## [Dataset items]
========================================================================

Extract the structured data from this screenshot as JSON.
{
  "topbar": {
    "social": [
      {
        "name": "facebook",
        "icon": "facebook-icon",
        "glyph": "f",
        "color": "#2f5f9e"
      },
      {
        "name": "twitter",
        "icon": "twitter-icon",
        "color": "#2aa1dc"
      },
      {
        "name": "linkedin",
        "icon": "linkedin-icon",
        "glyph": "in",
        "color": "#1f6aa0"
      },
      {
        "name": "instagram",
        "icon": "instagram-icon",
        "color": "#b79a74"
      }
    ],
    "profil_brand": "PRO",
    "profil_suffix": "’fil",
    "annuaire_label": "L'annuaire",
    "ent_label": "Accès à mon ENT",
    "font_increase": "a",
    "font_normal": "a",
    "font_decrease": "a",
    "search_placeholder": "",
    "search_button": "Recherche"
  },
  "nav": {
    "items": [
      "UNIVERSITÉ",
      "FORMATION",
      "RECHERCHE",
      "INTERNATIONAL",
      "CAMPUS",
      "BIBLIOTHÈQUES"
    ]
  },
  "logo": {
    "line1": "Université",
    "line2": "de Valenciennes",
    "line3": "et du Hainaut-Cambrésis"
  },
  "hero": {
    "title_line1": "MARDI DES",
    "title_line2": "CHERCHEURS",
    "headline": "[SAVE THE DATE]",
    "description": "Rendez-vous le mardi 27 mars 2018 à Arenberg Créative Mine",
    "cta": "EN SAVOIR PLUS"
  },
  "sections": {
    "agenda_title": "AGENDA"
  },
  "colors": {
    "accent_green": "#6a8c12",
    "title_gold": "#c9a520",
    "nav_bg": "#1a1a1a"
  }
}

========================================================================

## [BRIEF]
Report the number of lines in the listing above that include the word "name", and nothing else.

## [CORRECT RESPONSE]
4